▸ Description of the task
Isolate every line in the records below with "research" in it.

# Given records start

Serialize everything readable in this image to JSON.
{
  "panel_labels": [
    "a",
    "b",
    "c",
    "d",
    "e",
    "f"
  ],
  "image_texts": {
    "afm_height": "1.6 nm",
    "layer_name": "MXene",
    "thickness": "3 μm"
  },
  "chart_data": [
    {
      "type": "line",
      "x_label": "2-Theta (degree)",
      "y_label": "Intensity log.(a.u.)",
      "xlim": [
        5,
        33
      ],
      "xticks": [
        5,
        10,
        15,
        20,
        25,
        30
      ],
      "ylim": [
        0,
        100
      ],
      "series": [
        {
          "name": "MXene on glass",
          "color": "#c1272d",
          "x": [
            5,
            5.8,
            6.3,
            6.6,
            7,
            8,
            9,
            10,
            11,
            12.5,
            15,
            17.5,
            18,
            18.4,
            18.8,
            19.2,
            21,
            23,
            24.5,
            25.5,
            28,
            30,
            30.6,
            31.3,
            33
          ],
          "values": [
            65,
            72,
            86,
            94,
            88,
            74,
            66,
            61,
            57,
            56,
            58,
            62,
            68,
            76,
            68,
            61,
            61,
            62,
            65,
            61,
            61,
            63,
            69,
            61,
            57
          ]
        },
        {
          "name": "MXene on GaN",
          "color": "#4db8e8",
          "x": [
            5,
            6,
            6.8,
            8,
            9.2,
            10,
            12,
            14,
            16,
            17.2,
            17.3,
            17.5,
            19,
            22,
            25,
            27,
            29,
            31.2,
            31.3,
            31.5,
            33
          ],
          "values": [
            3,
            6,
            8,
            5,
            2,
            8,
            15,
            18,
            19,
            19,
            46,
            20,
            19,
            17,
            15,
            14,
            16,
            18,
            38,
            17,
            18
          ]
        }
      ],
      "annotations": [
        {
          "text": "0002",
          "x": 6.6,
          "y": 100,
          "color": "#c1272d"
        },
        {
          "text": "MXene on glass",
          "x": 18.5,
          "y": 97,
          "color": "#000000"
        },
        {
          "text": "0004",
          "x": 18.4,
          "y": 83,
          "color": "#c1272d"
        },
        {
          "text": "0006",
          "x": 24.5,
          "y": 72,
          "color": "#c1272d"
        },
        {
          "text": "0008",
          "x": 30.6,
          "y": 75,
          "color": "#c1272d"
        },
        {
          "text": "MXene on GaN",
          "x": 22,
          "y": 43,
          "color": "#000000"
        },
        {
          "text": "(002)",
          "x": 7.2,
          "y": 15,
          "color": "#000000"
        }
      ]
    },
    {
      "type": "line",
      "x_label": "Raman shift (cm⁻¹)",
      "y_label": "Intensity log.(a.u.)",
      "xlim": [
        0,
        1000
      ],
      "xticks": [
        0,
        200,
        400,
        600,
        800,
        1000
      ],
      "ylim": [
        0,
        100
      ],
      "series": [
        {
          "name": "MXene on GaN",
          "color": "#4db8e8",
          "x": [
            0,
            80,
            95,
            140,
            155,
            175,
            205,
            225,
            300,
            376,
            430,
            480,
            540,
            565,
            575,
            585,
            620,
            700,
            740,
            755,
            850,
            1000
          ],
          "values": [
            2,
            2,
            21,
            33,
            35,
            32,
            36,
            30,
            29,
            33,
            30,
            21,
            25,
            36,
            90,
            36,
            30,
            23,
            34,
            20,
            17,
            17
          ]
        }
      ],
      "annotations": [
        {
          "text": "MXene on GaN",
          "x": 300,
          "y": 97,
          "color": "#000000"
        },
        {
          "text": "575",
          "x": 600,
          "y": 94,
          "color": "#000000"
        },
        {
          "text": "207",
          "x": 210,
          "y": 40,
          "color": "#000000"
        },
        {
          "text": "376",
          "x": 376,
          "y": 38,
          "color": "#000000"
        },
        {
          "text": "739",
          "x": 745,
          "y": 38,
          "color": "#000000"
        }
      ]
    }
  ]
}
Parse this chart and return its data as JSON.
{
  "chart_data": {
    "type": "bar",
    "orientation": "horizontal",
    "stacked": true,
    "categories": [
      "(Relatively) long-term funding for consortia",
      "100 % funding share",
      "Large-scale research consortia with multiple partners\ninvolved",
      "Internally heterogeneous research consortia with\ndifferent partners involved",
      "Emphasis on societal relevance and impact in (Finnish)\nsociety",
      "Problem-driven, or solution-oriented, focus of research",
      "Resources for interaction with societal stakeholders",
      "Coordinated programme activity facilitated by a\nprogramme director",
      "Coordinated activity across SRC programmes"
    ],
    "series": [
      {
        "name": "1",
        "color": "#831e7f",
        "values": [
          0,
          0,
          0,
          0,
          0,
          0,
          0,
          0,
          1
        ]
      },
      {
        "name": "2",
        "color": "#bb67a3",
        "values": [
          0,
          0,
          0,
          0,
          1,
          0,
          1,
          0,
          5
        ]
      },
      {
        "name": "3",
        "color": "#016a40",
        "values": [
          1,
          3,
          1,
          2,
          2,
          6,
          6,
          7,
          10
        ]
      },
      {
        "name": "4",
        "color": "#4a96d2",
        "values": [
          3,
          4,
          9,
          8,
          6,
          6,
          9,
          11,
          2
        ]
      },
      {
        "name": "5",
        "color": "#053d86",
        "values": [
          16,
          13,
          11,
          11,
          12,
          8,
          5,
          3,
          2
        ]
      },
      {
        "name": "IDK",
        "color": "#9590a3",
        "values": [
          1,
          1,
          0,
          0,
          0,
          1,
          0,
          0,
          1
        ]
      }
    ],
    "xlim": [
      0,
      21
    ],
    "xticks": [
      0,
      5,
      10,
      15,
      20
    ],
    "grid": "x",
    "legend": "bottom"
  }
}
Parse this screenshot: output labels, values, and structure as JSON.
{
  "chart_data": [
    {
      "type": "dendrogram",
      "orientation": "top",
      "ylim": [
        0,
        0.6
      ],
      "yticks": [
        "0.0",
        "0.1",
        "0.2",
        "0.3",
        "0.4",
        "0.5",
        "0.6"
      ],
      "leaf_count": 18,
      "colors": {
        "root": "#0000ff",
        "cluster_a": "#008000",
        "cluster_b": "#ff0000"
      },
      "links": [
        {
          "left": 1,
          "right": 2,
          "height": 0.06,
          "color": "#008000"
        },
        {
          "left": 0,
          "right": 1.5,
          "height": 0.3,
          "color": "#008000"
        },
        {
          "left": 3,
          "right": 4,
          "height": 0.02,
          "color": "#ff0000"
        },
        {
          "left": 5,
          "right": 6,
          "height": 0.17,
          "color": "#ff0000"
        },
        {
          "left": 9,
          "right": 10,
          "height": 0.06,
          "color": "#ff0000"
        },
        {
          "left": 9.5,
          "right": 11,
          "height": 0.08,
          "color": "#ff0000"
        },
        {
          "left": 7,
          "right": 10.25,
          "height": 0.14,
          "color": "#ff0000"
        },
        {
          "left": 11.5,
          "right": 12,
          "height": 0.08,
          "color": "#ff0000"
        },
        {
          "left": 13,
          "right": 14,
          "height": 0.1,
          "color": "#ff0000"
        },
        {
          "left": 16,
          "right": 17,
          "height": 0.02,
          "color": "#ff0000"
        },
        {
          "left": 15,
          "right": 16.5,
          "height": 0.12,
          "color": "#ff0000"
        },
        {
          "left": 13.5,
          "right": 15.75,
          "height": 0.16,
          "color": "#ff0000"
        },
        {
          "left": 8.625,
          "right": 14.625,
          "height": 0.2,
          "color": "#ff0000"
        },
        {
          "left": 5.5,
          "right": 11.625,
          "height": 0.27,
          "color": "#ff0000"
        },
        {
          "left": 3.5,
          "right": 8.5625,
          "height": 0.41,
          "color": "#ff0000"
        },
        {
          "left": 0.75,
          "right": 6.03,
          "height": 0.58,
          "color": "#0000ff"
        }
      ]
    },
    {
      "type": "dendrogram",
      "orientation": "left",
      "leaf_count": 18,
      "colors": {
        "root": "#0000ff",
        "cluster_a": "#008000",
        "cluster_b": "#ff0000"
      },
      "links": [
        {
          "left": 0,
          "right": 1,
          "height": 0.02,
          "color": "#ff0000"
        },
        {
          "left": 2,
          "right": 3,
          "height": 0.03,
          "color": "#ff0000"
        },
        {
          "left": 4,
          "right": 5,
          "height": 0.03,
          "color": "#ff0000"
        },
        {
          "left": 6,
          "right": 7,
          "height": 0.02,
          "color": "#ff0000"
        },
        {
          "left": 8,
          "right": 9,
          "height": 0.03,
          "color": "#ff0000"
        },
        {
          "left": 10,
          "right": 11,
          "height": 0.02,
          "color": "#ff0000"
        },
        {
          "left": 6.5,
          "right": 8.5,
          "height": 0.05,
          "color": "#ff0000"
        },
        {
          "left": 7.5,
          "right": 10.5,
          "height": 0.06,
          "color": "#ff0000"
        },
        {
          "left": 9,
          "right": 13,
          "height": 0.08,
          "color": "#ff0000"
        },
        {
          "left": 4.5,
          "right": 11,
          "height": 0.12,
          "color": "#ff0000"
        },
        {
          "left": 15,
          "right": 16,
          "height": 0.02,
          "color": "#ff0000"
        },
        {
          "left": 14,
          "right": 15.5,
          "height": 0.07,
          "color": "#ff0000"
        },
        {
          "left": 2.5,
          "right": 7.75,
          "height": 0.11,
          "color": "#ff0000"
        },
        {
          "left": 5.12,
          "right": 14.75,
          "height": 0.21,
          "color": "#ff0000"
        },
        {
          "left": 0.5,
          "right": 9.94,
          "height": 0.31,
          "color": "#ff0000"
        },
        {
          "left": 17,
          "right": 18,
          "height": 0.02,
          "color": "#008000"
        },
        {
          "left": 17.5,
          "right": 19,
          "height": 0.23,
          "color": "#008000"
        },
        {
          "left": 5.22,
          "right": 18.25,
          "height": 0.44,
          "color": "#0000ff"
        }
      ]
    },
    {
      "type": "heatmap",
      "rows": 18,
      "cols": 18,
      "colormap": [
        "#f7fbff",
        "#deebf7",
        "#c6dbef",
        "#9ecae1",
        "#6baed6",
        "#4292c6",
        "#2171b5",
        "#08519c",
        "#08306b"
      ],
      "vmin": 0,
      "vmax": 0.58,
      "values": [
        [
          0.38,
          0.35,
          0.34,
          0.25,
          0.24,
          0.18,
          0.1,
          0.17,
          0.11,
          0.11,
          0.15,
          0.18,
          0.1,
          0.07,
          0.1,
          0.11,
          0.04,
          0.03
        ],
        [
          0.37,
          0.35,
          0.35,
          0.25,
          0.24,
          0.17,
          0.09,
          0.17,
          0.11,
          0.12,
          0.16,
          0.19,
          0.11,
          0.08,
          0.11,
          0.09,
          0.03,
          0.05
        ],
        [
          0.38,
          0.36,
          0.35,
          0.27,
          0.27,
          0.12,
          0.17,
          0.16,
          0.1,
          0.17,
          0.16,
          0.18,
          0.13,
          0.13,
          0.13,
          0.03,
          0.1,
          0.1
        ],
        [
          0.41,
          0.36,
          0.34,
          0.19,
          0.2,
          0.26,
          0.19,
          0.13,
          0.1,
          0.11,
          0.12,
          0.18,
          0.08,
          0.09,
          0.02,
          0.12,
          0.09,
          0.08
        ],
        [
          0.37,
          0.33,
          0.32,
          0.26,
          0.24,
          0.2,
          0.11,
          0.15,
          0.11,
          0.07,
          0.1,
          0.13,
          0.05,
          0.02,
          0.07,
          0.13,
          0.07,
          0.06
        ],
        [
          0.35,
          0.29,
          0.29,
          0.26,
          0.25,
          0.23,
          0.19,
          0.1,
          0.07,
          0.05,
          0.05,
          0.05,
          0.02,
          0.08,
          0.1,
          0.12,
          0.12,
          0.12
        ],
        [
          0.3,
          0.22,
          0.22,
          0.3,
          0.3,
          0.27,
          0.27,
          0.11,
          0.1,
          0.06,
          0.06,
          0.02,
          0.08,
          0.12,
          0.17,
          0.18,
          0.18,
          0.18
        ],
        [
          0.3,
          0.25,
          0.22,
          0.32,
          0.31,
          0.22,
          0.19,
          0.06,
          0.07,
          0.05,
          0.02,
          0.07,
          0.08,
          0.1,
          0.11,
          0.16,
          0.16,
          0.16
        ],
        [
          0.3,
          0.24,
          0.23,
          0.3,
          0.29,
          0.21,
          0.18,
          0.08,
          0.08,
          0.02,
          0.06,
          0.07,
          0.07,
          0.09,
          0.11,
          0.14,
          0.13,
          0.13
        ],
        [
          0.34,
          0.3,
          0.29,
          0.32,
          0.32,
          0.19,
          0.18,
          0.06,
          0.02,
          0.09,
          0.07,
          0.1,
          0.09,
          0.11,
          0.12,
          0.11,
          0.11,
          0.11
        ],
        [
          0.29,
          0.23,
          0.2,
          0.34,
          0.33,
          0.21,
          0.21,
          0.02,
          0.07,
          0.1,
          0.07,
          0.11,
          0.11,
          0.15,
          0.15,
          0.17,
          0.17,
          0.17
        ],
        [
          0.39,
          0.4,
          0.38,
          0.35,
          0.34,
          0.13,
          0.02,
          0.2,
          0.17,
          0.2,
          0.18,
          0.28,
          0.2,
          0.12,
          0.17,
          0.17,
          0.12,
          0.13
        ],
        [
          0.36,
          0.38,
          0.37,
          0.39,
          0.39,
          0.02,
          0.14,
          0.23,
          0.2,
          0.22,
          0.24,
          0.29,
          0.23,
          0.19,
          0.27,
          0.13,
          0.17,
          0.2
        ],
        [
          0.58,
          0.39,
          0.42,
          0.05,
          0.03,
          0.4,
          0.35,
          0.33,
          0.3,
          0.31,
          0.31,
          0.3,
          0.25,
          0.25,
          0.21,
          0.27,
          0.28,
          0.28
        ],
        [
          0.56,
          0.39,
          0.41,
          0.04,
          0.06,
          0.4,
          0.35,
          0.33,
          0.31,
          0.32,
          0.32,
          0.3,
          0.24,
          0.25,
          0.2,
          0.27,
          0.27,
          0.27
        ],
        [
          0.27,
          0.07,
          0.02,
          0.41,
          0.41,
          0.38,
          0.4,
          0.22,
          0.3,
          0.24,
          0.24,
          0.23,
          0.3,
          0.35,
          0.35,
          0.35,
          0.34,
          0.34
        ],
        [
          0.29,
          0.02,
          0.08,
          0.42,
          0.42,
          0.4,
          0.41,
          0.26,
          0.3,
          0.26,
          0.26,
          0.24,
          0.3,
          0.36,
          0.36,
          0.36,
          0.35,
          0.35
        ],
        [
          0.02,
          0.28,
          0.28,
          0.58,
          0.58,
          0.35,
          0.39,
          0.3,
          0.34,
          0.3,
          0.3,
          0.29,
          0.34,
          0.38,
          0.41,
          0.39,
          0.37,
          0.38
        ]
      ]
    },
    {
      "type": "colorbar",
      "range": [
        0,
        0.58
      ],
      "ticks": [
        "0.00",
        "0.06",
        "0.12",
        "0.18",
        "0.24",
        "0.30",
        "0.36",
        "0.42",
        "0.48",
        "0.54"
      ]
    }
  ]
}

# Given records end

▸ Exercise response
      "Large-scale research consortia with multiple partners\ninvolved",
      "Internally heterogeneous research consortia with\ndifferent partners involved",
      "Problem-driven, or solution-oriented, focus of research",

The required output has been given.